- **Your goal**
Restate the listing below word for word, omitting any images.

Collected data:
»»
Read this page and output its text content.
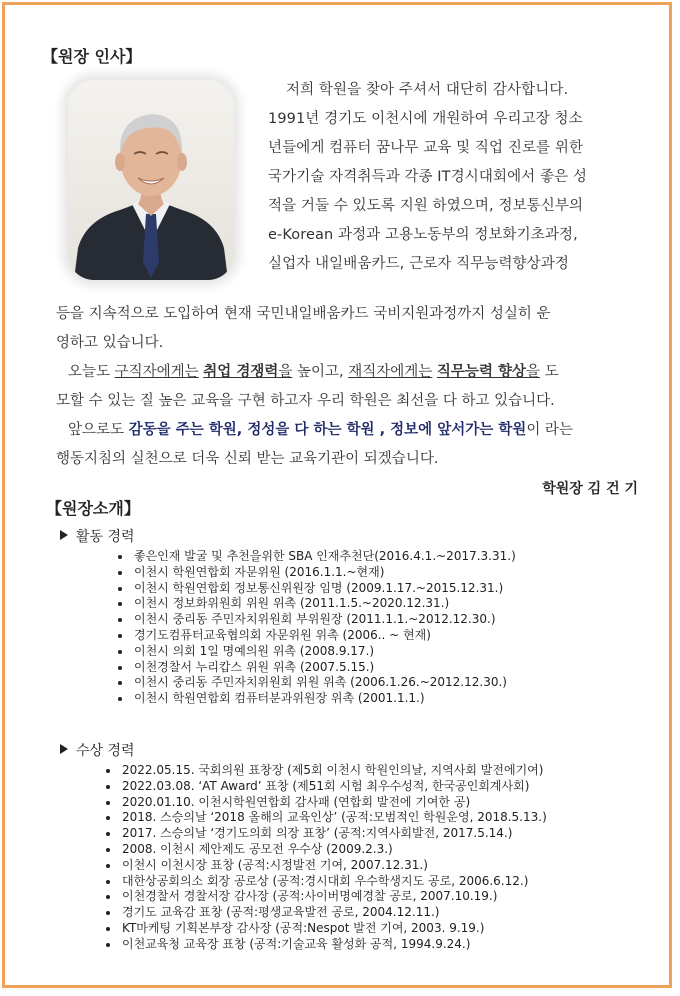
【원장 인사】
저희 학원을 찾아 주셔서 대단히 감사합니다.
1991년 경기도 이천시에 개원하여 우리고장 청소
년들에게 컴퓨터 꿈나무 교육 및 직업 진로를 위한
국가기술 자격취득과 각종 IT경시대회에서 좋은 성
적을 거둘 수 있도록 지원 하였으며, 정보통신부의
e-Korean 과정과 고용노동부의 정보화기초과정,
실업자 내일배움카드, 근로자 직무능력향상과정
등을 지속적으로 도입하여 현재 국민내일배움카드 국비지원과정까지 성실히 운
영하고 있습니다.
오늘도 구직자에게는 취업 경쟁력을 높이고, 재직자에게는 직무능력 향상을 도
모할 수 있는 질 높은 교육을 구현 하고자 우리 학원은 최선을 다 하고 있습니다.
앞으로도 감동을 주는 학원, 정성을 다 하는 학원 , 정보에 앞서가는 학원이 라는
행동지침의 실천으로 더욱 신뢰 받는 교육기관이 되겠습니다.
학원장 김 건 기
【원장소개】
활동 경력
좋은인재 발굴 및 추천을위한 SBA 인재추천단(2016.4.1.~2017.3.31.)
이천시 학원연합회 자문위원 (2016.1.1.~현재)
이천시 학원연합회 정보통신위원장 임명 (2009.1.17.~2015.12.31.)
이천시 정보화위원회 위원 위촉 (2011.1.5.~2020.12.31.)
이천시 중리동 주민자치위원회 부위원장 (2011.1.1.~2012.12.30.)
경기도컴퓨터교육협의회 자문위원 위촉 (2006.. ~ 현재)
이천시 의회 1일 명예의원 위촉 (2008.9.17.)
이천경찰서 누리캅스 위원 위촉 (2007.5.15.)
이천시 중리동 주민자치위원회 위원 위촉 (2006.1.26.~2012.12.30.)
이천시 학원연합회 컴퓨터분과위원장 위촉 (2001.1.1.)
수상 경력
2022.05.15. 국회의원 표창장 (제5회 이천시 학원인의날, 지역사회 발전에기여)
2022.03.08. ‘AT Award’ 표창 (제51회 시험 최우수성적, 한국공인회계사회)
2020.01.10. 이천시학원연합회 감사패 (연합회 발전에 기여한 공)
2018. 스승의날 ‘2018 올해의 교육인상’ (공적:모범적인 학원운영, 2018.5.13.)
2017. 스승의날 ‘경기도의회 의장 표창’ (공적:지역사회발전, 2017.5.14.)
2008. 이천시 제안제도 공모전 우수상 (2009.2.3.)
이천시 이천시장 표창 (공적:시정발전 기여, 2007.12.31.)
대한상공회의소 회장 공로상 (공적:경시대회 우수학생지도 공로, 2006.6.12.)
이천경찰서 경찰서장 감사장 (공적:사이버명예경찰 공로, 2007.10.19.)
경기도 교육감 표창 (공적:평생교육발전 공로, 2004.12.11.)
KT마케팅 기획본부장 감사장 (공적:Nespot 발전 기여, 2003. 9.19.)
이천교육청 교육장 표창 (공적:기술교육 활성화 공적, 1994.9.24.)
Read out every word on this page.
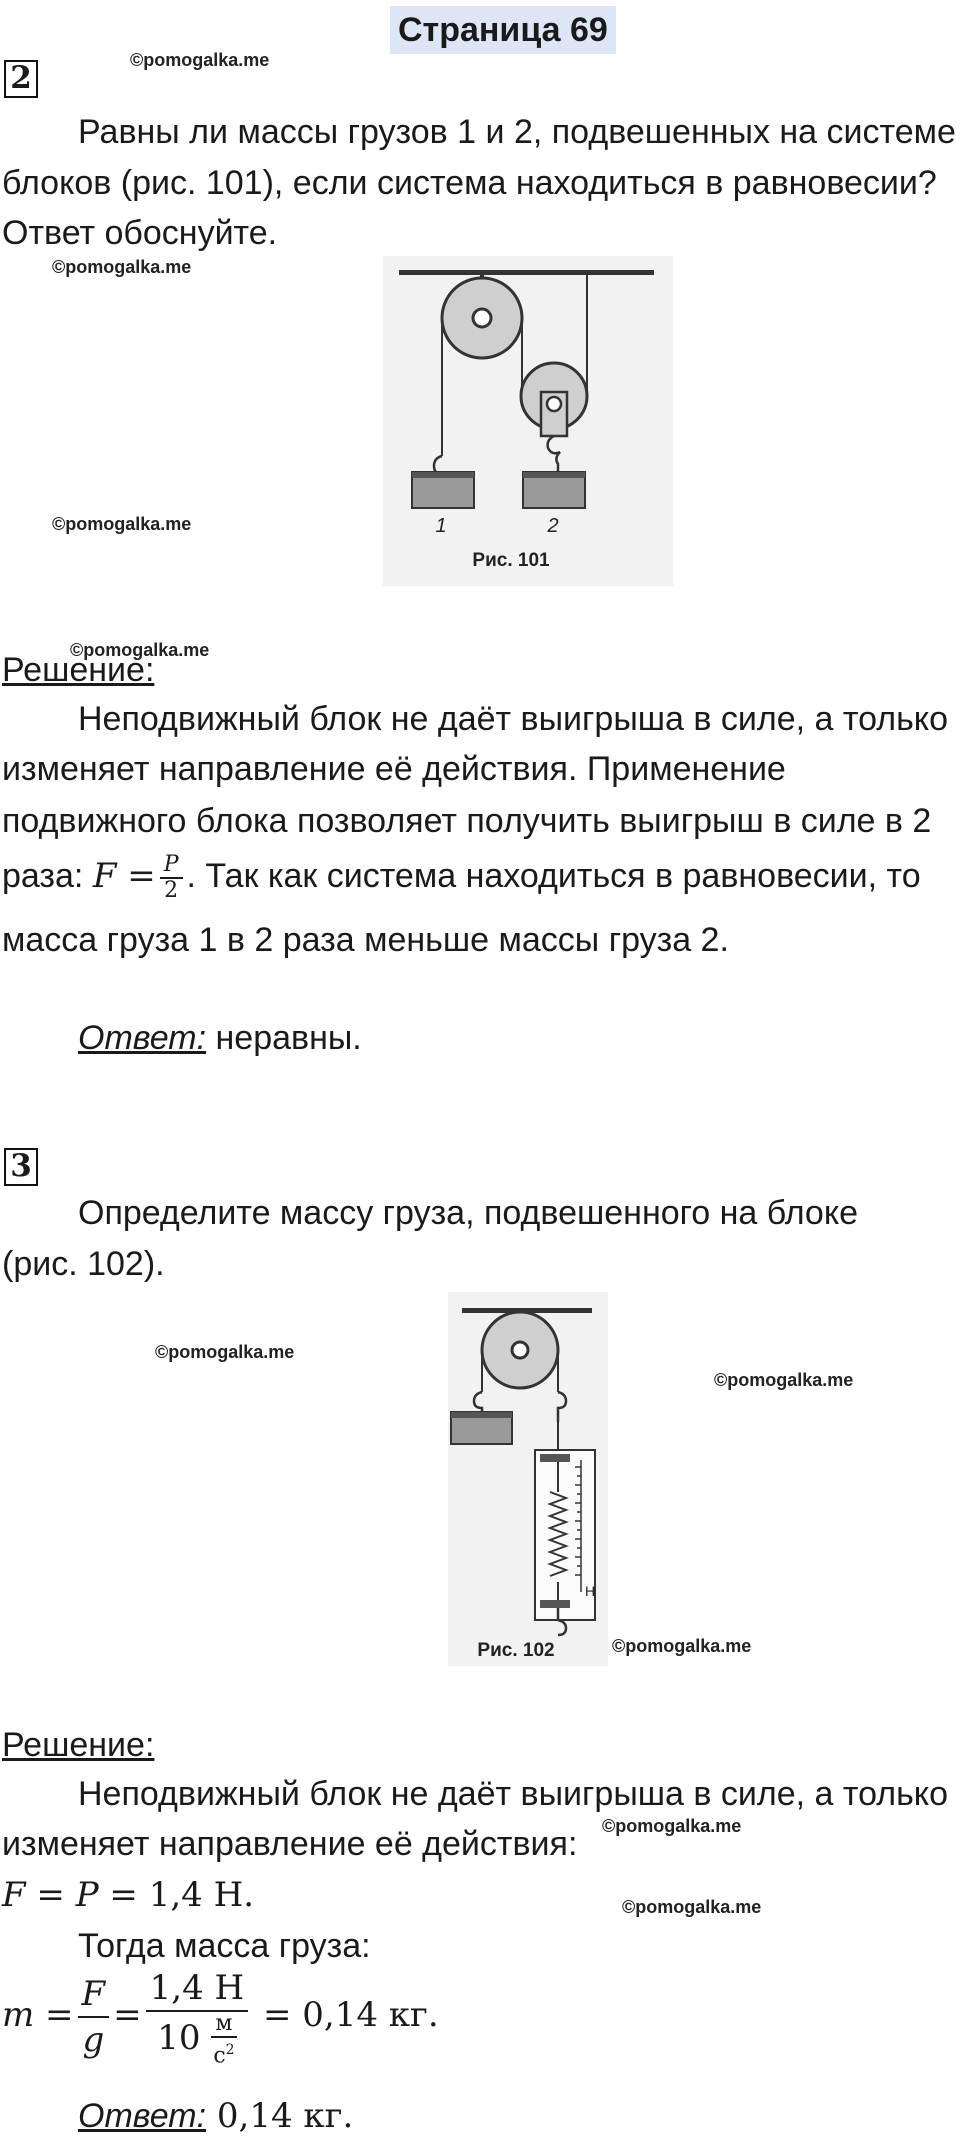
Страница 69
2	©pomogalka.me
Равны ли массы грузов 1 и 2, подвешенных на системе
блоков (рис. 101), если система находиться в равновесии?
Ответ обоснуйте.
©pomogalka.me
1	2
Рис. 101
©pomogalka.me
©pomogalka.me
Решение:
Неподвижный блок не даёт выигрыша в силе, а только
изменяет направление её действия. Применение
подвижного блока позволяет получить выигрыш в силе в 2
раза: $F = \frac{P}{2}$ . Так как система находиться в равновесии, то
масса груза 1 в 2 раза меньше массы груза 2.
Ответ: неравны.
3
Определите массу груза, подвешенного на блоке
(рис. 102).
©pomogalka.me
©pomogalka.me
Н
Рис. 102	©pomogalka.me
Решение:
Неподвижный блок не даёт выигрыша в силе, а только
©pomogalka.me
изменяет направление её действия:
F = P = 1,4 Н.	©pomogalka.me
Тогда масса груза:
$m = \frac{F}{g} = \frac{1,4 Н}{10 \frac{м}{с^2}} = 0,14$ кг.
Ответ: 0,14 кг.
««
- **The response**
Read this page and output its text content.
【원장 인사】
저희 학원을 찾아 주셔서 대단히 감사합니다.
1991년 경기도 이천시에 개원하여 우리고장 청소
년들에게 컴퓨터 꿈나무 교육 및 직업 진로를 위한
국가기술 자격취득과 각종 IT경시대회에서 좋은 성
적을 거둘 수 있도록 지원 하였으며, 정보통신부의
e-Korean 과정과 고용노동부의 정보화기초과정,
실업자 내일배움카드, 근로자 직무능력향상과정
등을 지속적으로 도입하여 현재 국민내일배움카드 국비지원과정까지 성실히 운
영하고 있습니다.
오늘도 구직자에게는 취업 경쟁력을 높이고, 재직자에게는 직무능력 향상을 도
모할 수 있는 질 높은 교육을 구현 하고자 우리 학원은 최선을 다 하고 있습니다.
앞으로도 감동을 주는 학원, 정성을 다 하는 학원 , 정보에 앞서가는 학원이 라는
행동지침의 실천으로 더욱 신뢰 받는 교육기관이 되겠습니다.
학원장 김 건 기
【원장소개】
활동 경력
좋은인재 발굴 및 추천을위한 SBA 인재추천단(2016.4.1.~2017.3.31.)
이천시 학원연합회 자문위원 (2016.1.1.~현재)
이천시 학원연합회 정보통신위원장 임명 (2009.1.17.~2015.12.31.)
이천시 정보화위원회 위원 위촉 (2011.1.5.~2020.12.31.)
이천시 중리동 주민자치위원회 부위원장 (2011.1.1.~2012.12.30.)
경기도컴퓨터교육협의회 자문위원 위촉 (2006.. ~ 현재)
이천시 의회 1일 명예의원 위촉 (2008.9.17.)
이천경찰서 누리캅스 위원 위촉 (2007.5.15.)
이천시 중리동 주민자치위원회 위원 위촉 (2006.1.26.~2012.12.30.)
이천시 학원연합회 컴퓨터분과위원장 위촉 (2001.1.1.)
수상 경력
2022.05.15. 국회의원 표창장 (제5회 이천시 학원인의날, 지역사회 발전에기여)
2022.03.08. ‘AT Award’ 표창 (제51회 시험 최우수성적, 한국공인회계사회)
2020.01.10. 이천시학원연합회 감사패 (연합회 발전에 기여한 공)
2018. 스승의날 ‘2018 올해의 교육인상’ (공적:모범적인 학원운영, 2018.5.13.)
2017. 스승의날 ‘경기도의회 의장 표창’ (공적:지역사회발전, 2017.5.14.)
2008. 이천시 제안제도 공모전 우수상 (2009.2.3.)
이천시 이천시장 표창 (공적:시정발전 기여, 2007.12.31.)
대한상공회의소 회장 공로상 (공적:경시대회 우수학생지도 공로, 2006.6.12.)
이천경찰서 경찰서장 감사장 (공적:사이버명예경찰 공로, 2007.10.19.)
경기도 교육감 표창 (공적:평생교육발전 공로, 2004.12.11.)
KT마케팅 기획본부장 감사장 (공적:Nespot 발전 기여, 2003. 9.19.)
이천교육청 교육장 표창 (공적:기술교육 활성화 공적, 1994.9.24.)
Read out every word on this page.
Страница 69
2	©pomogalka.me
Равны ли массы грузов 1 и 2, подвешенных на системе
блоков (рис. 101), если система находиться в равновесии?
Ответ обоснуйте.
©pomogalka.me
1	2
Рис. 101
©pomogalka.me
©pomogalka.me
Решение:
Неподвижный блок не даёт выигрыша в силе, а только
изменяет направление её действия. Применение
подвижного блока позволяет получить выигрыш в силе в 2
раза: $F = \frac{P}{2}$ . Так как система находиться в равновесии, то
масса груза 1 в 2 раза меньше массы груза 2.
Ответ: неравны.
3
Определите массу груза, подвешенного на блоке
(рис. 102).
©pomogalka.me
©pomogalka.me
Н
Рис. 102	©pomogalka.me
Решение:
Неподвижный блок не даёт выигрыша в силе, а только
©pomogalka.me
изменяет направление её действия:
F = P = 1,4 Н.	©pomogalka.me
Тогда масса груза:
$m = \frac{F}{g} = \frac{1,4 Н}{10 \frac{м}{с^2}} = 0,14$ кг.
Ответ: 0,14 кг.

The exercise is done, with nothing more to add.